▶ _AIM_
Filter the listing and keep only the lines with the word "this".

▶ _RECORDS_
►
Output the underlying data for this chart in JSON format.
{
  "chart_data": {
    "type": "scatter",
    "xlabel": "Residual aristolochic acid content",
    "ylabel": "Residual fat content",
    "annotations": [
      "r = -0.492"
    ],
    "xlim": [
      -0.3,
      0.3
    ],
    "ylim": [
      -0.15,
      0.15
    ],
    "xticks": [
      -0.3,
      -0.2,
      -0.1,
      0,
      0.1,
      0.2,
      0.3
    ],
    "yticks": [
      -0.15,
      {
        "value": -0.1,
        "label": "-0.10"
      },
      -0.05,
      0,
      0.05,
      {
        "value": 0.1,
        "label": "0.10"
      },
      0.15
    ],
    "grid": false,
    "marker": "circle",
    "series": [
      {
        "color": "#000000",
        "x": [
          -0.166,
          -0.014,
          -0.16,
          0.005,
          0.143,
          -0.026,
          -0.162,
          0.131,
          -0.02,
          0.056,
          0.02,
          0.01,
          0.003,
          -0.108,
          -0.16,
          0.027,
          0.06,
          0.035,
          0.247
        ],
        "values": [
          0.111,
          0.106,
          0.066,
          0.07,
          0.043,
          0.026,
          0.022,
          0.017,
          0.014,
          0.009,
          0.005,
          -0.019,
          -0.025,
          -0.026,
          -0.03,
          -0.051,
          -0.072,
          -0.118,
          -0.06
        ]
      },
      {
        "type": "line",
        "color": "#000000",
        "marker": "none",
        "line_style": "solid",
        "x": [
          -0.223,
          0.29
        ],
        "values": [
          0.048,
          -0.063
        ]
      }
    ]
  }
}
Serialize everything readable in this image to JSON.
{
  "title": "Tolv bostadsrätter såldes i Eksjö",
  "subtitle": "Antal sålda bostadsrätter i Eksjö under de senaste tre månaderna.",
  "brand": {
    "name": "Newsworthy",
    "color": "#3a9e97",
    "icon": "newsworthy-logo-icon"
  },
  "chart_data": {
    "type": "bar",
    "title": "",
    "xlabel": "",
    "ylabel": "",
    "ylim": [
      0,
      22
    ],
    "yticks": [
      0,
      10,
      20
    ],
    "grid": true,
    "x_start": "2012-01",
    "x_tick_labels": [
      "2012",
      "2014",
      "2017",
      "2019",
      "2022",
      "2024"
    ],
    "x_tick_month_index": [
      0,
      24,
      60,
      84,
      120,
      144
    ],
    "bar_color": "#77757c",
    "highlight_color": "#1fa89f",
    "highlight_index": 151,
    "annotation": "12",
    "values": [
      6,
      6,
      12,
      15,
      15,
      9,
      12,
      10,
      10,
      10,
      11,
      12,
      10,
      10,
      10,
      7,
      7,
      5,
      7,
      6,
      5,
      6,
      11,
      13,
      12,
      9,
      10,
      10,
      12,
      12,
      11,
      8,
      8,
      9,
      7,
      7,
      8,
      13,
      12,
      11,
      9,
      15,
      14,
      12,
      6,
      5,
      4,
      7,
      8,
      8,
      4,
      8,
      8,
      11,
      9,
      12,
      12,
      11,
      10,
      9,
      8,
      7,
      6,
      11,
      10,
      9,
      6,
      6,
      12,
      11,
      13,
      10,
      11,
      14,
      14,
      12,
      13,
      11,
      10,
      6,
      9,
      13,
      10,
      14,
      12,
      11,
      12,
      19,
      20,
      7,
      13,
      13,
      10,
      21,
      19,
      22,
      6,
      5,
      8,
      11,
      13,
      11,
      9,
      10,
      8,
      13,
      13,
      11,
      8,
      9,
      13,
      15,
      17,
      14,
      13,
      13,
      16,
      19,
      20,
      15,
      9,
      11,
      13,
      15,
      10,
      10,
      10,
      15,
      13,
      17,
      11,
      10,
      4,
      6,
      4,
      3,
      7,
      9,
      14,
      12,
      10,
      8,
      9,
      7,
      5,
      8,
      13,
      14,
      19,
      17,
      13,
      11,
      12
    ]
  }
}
◄
▶ _FINISHED ANSWER_
Output the underlying data for this chart in JSON format.
Serialize everything readable in this image to JSON.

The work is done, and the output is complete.